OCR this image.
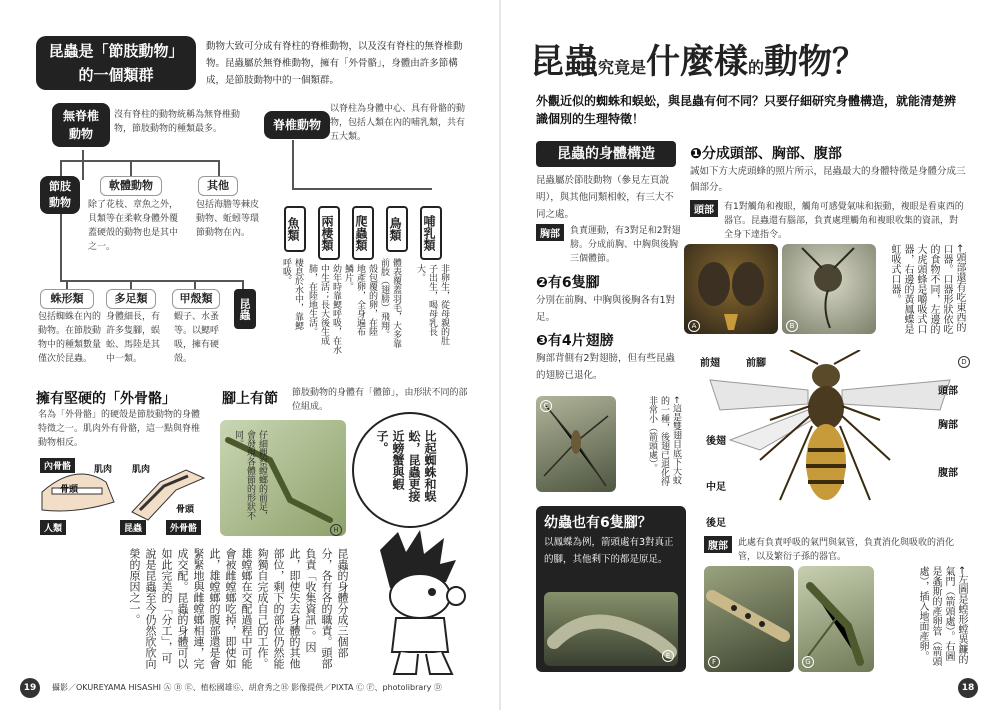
昆蟲是「節肢動物」
的一個類群
動物大致可分成有脊柱的脊椎動物，以及沒有脊柱的無脊椎動物。昆蟲屬於無脊椎動物，擁有「外骨骼」，身體由許多節構成，是節肢動物中的一個類群。
無脊椎
動物
沒有脊柱的動物統稱為無脊椎動物，節肢動物的種類最多。	脊椎動物
以脊柱為身體中心、具有骨骼的動物，包括人類在內的哺乳類，共有五大類。
節肢
動物
軟體動物
除了花枝、章魚之外，貝類等在柔軟身體外覆蓋硬殼的動物也是其中之一。
其他
包括海膽等棘皮動物、蚯蚓等環節動物在內。
蛛形類
包括蜘蛛在內的動物。在節肢動物中的種類數量僅次於昆蟲。
多足類
身體細長，有許多隻腳，蜈蚣、馬陸是其中一類。
甲殼類
蝦子、水蚤等。以鰓呼吸，擁有硬殼。
昆蟲
魚類
棲息於水中，靠鰓呼吸。
兩棲類
幼年時靠鰓呼吸，在水中生活；長大後生成肺，在陸地生活。
爬蟲類
殼包覆的卵，在陸地產卵，全身遍布鱗片。
鳥類
體表覆蓋羽毛，大多靠前肢（翅膀）飛翔。
哺乳類
非卵生，從母親的肚子出生，喝母乳長大。
擁有堅硬的「外骨骼」
名為「外骨骼」的硬殼是節肢動物的身體特徵之一。肌肉外有骨骼，這一點與脊椎動物相反。
內骨骼	肌肉
骨頭
肌肉
骨頭
人類	昆蟲	外骨骼
腳上有節 節肢動物的身體有「體節」，由形狀不同的部位組成。
H
仔細觀察螳螂的前足，會發現各體節的形狀不同。	比起蜘蛛和蜈蚣，昆蟲更接近螃蟹與蝦子。
昆蟲的身體分成三個部分，各有各的職責。頭部負責「收集資訊」。因此，即使失去身體的其他部位，剩下的部位仍然能夠獨自完成自己的工作。雄螳螂在交配過程中可能會被雌螳螂吃掉，即使如此，雄螳螂的腹部還是會緊緊地與雌螳螂相連，完成交配。昆蟲的身體可以如此完美的「分工」，可說是昆蟲至今仍然欣欣向榮的原因之一。
19	攝影／OKUREYAMA HISASHI Ⓐ Ⓑ Ⓔ、植松國雄Ⓖ、胡倉秀之Ⓗ 影像提供／PIXTA Ⓒ Ⓕ、photolibrary Ⓓ
昆蟲究竟是什麼樣的動物？
外觀近似的蜘蛛和蜈蚣，與昆蟲有何不同？只要仔細研究身體構造，就能清楚辨識個別的生理特徵！
昆蟲的身體構造
昆蟲屬於節肢動物（參見左頁說明），與其他同類相較，有三大不同之處。
胸部	負責運動，有3對足和2對翅膀。分成前胸、中胸與後胸三個體節。
❶分成頭部、胸部、腹部
誠如下方大虎頭蜂的照片所示，昆蟲最大的身體特徵是身體分成三個部分。
頭部	有1對觸角和複眼，觸角可感覺氣味和振動，複眼是看東西的器官。昆蟲還有腦部，負責處理觸角和複眼收集的資訊，對全身下達指令。
A	B	←頭部還有吃東西的口器。口器形狀依吃的食物不同，左邊的大虎頭蜂是嚼吸式口器，右邊的黃鳳蝶是虹吸式口器。
❷有6隻腳
分別在前胸、中胸與後胸各有1對足。
❸有4片翅膀
胸部背側有2對翅膀，但有些昆蟲的翅膀已退化。
C	←這是雙翅目底下大蚊的一種，後翅已退化得非常小（箭頭處）。
幼蟲也有6隻腳？
以鳳蝶為例，箭頭處有3對真正的腳，其他剩下的都是原足。
E
前翅	前腳
頭部
胸部
後翅
腹部
中足
後足
D
腹部	此處有負責呼吸的氣門與氣管，負責消化與吸收的消化管，以及繁衍子孫的器官。
F	G	←左圖是蝗形螳異鐮的氣門（箭頭處）。右圖是螽斯的產卵管（箭頭處），插入地面產卵。
18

▬▬▬▬▬▬

**THE REQUEST:** Without the pictures, return the entries exactly as they appear.

**THE ANSWER:**
OCR this image.
昆蟲是「節肢動物」
的一個類群
動物大致可分成有脊柱的脊椎動物，以及沒有脊柱的無脊椎動物。昆蟲屬於無脊椎動物，擁有「外骨骼」，身體由許多節構成，是節肢動物中的一個類群。
無脊椎
動物
沒有脊柱的動物統稱為無脊椎動物，節肢動物的種類最多。	脊椎動物
以脊柱為身體中心、具有骨骼的動物，包括人類在內的哺乳類，共有五大類。
節肢
動物
軟體動物
除了花枝、章魚之外，貝類等在柔軟身體外覆蓋硬殼的動物也是其中之一。
其他
包括海膽等棘皮動物、蚯蚓等環節動物在內。
蛛形類
包括蜘蛛在內的動物。在節肢動物中的種類數量僅次於昆蟲。
多足類
身體細長，有許多隻腳，蜈蚣、馬陸是其中一類。
甲殼類
蝦子、水蚤等。以鰓呼吸，擁有硬殼。
昆蟲
魚類
棲息於水中，靠鰓呼吸。
兩棲類
幼年時靠鰓呼吸，在水中生活；長大後生成肺，在陸地生活。
爬蟲類
殼包覆的卵，在陸地產卵，全身遍布鱗片。
鳥類
體表覆蓋羽毛，大多靠前肢（翅膀）飛翔。
哺乳類
非卵生，從母親的肚子出生，喝母乳長大。
擁有堅硬的「外骨骼」
名為「外骨骼」的硬殼是節肢動物的身體特徵之一。肌肉外有骨骼，這一點與脊椎動物相反。
內骨骼	肌肉
骨頭
肌肉
骨頭
人類	昆蟲	外骨骼
腳上有節 節肢動物的身體有「體節」，由形狀不同的部位組成。
H
仔細觀察螳螂的前足，會發現各體節的形狀不同。	比起蜘蛛和蜈蚣，昆蟲更接近螃蟹與蝦子。
昆蟲的身體分成三個部分，各有各的職責。頭部負責「收集資訊」。因此，即使失去身體的其他部位，剩下的部位仍然能夠獨自完成自己的工作。雄螳螂在交配過程中可能會被雌螳螂吃掉，即使如此，雄螳螂的腹部還是會緊緊地與雌螳螂相連，完成交配。昆蟲的身體可以如此完美的「分工」，可說是昆蟲至今仍然欣欣向榮的原因之一。
19	攝影／OKUREYAMA HISASHI Ⓐ Ⓑ Ⓔ、植松國雄Ⓖ、胡倉秀之Ⓗ 影像提供／PIXTA Ⓒ Ⓕ、photolibrary Ⓓ
昆蟲究竟是什麼樣的動物？
外觀近似的蜘蛛和蜈蚣，與昆蟲有何不同？只要仔細研究身體構造，就能清楚辨識個別的生理特徵！
昆蟲的身體構造
昆蟲屬於節肢動物（參見左頁說明），與其他同類相較，有三大不同之處。
胸部	負責運動，有3對足和2對翅膀。分成前胸、中胸與後胸三個體節。
❶分成頭部、胸部、腹部
誠如下方大虎頭蜂的照片所示，昆蟲最大的身體特徵是身體分成三個部分。
頭部	有1對觸角和複眼，觸角可感覺氣味和振動，複眼是看東西的器官。昆蟲還有腦部，負責處理觸角和複眼收集的資訊，對全身下達指令。
A	B	←頭部還有吃東西的口器。口器形狀依吃的食物不同，左邊的大虎頭蜂是嚼吸式口器，右邊的黃鳳蝶是虹吸式口器。
❷有6隻腳
分別在前胸、中胸與後胸各有1對足。
❸有4片翅膀
胸部背側有2對翅膀，但有些昆蟲的翅膀已退化。
C	←這是雙翅目底下大蚊的一種，後翅已退化得非常小（箭頭處）。
幼蟲也有6隻腳？
以鳳蝶為例，箭頭處有3對真正的腳，其他剩下的都是原足。
E
前翅	前腳
頭部
胸部
後翅
腹部
中足
後足
D
腹部	此處有負責呼吸的氣門與氣管，負責消化與吸收的消化管，以及繁衍子孫的器官。
F	G	←左圖是蝗形螳異鐮的氣門（箭頭處）。右圖是螽斯的產卵管（箭頭處），插入地面產卵。
18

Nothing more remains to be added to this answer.